In the listing below, count the lines containing the string "type" and state only the number.

## Dataset records
____________
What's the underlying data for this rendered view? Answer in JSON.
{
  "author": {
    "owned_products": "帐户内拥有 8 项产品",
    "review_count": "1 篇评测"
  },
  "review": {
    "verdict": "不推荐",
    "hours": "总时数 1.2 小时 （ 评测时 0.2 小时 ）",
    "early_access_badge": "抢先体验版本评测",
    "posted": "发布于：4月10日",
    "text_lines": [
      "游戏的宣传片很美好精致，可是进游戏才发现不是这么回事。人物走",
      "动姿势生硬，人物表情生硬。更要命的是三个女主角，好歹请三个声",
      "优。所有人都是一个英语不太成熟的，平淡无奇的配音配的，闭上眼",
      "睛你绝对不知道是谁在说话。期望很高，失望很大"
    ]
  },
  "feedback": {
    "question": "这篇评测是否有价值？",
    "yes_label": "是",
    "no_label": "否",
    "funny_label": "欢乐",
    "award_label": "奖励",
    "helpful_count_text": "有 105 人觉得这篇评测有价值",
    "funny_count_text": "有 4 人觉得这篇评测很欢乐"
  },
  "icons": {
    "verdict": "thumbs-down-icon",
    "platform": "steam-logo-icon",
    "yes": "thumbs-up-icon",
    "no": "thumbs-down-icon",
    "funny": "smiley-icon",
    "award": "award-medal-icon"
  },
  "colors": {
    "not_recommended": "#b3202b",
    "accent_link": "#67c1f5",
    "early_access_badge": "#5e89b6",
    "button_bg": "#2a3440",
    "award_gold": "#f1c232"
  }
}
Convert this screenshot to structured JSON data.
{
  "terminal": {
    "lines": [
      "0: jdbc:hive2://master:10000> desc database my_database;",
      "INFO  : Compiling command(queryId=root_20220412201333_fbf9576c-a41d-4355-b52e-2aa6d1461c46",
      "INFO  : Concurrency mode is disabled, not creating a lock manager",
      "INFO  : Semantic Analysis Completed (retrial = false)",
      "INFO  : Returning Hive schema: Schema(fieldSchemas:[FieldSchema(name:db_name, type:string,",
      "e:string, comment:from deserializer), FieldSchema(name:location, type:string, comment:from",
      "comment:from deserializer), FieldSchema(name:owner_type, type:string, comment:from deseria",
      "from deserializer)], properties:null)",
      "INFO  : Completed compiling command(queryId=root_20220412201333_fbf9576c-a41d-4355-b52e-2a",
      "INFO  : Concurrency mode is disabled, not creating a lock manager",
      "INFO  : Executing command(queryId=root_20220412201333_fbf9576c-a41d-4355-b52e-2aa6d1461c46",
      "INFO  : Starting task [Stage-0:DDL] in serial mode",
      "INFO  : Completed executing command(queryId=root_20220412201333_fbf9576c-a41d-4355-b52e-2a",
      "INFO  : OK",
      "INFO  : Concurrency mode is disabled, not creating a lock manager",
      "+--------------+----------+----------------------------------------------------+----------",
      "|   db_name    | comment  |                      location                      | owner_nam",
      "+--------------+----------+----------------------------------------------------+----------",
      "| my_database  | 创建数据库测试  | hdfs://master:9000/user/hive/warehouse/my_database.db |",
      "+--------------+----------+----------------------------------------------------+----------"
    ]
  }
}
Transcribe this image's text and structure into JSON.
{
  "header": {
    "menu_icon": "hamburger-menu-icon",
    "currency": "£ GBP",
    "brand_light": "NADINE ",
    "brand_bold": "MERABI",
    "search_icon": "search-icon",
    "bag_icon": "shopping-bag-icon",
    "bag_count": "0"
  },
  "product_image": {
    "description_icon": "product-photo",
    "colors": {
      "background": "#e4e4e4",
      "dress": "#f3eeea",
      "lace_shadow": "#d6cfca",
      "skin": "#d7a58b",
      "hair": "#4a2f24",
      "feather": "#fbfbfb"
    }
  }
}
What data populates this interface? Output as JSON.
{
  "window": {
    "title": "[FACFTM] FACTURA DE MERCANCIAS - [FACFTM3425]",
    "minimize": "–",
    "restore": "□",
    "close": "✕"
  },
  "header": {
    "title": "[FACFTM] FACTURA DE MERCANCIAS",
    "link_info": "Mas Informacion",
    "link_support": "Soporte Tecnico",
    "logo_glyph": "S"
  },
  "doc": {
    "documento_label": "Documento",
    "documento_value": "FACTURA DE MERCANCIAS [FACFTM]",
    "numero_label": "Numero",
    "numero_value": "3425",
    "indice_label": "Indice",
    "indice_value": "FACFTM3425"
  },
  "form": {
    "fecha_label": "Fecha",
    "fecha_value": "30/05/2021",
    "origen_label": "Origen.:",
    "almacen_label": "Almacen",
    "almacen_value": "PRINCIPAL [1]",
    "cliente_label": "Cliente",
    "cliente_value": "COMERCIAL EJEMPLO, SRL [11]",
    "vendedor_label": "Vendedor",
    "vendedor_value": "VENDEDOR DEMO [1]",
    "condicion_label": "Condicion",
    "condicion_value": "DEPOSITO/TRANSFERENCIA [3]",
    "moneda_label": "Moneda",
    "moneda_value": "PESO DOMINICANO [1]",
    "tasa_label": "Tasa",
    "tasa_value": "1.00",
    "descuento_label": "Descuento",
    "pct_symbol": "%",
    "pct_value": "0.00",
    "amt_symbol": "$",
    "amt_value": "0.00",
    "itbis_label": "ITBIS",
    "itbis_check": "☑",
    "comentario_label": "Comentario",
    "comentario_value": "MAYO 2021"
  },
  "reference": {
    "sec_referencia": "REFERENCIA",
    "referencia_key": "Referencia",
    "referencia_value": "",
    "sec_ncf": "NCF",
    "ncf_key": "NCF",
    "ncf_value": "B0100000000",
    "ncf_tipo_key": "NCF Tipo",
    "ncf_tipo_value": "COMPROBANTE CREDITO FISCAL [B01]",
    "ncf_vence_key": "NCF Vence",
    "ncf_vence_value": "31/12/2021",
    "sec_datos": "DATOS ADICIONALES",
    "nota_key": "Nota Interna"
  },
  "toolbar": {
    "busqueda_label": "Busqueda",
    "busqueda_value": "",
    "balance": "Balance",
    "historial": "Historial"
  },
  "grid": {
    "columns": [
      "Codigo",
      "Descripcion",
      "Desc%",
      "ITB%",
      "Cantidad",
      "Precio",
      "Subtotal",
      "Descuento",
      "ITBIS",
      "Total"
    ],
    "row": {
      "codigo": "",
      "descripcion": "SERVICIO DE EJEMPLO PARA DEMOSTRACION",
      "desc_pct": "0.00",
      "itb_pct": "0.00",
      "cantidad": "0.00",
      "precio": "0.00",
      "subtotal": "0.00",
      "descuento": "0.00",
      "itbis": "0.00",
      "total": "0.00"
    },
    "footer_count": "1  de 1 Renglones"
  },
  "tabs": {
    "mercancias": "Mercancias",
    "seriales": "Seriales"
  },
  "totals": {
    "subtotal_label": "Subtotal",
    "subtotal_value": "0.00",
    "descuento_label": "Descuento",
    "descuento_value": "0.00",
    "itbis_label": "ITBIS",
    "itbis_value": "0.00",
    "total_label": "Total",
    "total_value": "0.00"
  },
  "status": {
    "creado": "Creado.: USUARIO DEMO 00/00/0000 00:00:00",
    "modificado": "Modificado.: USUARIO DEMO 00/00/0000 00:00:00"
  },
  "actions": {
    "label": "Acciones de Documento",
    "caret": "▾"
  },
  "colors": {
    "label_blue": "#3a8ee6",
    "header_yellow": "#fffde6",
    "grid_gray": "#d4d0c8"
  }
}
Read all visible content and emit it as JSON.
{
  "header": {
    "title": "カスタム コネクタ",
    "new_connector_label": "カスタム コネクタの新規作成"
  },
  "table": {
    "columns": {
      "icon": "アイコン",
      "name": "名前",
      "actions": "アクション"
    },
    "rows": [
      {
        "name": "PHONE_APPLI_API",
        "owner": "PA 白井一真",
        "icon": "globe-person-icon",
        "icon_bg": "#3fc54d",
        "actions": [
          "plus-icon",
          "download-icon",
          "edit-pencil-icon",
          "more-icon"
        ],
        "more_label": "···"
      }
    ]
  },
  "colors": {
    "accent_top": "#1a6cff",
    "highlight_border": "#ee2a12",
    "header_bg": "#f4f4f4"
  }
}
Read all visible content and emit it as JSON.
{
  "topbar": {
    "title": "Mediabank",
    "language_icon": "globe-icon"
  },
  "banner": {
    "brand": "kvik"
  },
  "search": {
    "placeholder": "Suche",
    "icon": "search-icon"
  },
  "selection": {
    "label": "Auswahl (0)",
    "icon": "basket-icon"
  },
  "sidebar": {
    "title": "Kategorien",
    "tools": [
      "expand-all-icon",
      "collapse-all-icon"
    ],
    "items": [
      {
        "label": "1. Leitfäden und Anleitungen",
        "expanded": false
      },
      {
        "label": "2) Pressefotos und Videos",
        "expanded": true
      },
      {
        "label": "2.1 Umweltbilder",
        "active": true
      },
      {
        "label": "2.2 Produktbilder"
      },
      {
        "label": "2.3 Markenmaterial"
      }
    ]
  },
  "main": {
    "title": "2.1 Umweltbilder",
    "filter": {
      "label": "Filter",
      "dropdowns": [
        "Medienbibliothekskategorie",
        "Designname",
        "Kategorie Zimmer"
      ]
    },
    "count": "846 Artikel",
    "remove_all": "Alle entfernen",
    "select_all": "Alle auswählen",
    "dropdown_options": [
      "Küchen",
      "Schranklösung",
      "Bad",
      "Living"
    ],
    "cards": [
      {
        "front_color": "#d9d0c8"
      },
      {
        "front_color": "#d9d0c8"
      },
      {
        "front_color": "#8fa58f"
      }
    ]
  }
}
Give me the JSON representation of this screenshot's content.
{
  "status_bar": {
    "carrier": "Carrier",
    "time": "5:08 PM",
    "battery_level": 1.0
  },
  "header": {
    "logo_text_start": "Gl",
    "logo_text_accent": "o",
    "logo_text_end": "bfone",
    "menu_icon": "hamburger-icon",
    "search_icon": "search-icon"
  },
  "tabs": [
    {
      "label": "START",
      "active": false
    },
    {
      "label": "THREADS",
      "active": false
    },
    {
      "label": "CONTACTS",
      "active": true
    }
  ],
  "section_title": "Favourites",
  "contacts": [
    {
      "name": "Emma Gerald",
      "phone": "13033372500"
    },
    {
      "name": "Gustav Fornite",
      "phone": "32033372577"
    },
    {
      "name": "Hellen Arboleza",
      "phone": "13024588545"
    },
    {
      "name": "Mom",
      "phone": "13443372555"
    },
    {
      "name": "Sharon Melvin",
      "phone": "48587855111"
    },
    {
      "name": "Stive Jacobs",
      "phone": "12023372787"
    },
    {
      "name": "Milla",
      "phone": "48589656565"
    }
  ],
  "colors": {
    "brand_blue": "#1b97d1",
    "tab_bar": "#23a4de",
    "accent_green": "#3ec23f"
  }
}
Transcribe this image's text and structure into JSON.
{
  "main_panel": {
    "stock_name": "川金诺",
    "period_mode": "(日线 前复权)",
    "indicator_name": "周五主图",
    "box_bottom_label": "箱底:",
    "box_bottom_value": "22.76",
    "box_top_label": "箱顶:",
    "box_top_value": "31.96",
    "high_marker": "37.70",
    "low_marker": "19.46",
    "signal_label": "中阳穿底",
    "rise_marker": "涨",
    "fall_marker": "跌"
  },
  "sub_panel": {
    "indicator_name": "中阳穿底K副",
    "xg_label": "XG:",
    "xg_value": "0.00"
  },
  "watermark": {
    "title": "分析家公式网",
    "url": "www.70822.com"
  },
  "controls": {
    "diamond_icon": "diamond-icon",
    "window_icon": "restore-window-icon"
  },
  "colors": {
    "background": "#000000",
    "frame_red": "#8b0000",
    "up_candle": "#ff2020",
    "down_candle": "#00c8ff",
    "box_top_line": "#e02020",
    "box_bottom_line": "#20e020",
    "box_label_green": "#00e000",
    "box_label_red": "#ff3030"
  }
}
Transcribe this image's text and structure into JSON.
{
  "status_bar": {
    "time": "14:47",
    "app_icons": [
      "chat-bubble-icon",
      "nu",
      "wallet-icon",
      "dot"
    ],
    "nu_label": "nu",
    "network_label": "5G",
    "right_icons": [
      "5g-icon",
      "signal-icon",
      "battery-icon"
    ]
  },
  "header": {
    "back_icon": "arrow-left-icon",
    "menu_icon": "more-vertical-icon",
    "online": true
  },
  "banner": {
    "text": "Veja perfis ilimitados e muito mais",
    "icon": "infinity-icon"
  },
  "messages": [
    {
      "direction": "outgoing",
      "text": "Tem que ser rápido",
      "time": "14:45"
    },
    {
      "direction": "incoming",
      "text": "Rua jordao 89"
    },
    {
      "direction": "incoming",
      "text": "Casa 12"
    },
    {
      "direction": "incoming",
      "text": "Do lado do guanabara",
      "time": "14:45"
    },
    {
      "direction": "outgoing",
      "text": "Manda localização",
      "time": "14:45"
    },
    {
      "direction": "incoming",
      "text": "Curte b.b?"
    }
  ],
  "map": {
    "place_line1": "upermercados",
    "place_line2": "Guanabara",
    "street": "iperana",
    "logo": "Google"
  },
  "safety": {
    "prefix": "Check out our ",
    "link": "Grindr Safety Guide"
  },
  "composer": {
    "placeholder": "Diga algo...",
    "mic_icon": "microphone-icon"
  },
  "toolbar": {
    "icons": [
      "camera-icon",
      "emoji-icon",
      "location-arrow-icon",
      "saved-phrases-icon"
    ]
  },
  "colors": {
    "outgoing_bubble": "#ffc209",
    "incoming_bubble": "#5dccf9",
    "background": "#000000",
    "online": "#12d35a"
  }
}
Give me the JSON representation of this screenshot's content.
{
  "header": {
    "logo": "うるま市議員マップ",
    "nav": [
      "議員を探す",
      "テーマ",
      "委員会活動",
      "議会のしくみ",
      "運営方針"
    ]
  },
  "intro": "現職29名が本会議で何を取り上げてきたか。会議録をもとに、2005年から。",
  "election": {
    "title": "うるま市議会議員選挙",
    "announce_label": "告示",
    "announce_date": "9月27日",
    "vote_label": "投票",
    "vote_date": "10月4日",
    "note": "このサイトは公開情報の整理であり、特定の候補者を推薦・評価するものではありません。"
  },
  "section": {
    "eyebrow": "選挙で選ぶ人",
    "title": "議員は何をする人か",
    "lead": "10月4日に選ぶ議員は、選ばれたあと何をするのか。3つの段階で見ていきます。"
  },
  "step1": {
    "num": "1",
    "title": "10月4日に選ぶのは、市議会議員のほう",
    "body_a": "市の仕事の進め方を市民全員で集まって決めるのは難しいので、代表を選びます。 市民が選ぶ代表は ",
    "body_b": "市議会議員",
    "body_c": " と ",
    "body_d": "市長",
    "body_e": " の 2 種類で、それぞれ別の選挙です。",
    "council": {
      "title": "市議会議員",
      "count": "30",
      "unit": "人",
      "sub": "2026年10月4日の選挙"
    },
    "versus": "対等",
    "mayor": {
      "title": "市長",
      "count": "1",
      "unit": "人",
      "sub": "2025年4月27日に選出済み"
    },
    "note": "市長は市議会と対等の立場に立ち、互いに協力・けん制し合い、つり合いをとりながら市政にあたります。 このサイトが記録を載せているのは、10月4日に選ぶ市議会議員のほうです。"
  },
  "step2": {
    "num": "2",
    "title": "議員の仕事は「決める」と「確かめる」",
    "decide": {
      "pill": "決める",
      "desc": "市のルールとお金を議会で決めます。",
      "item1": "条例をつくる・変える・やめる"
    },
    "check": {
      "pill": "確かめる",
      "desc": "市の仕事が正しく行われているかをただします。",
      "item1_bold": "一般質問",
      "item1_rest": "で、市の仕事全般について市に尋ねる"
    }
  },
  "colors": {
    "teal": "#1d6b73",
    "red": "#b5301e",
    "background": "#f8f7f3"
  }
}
____________
## Solution
3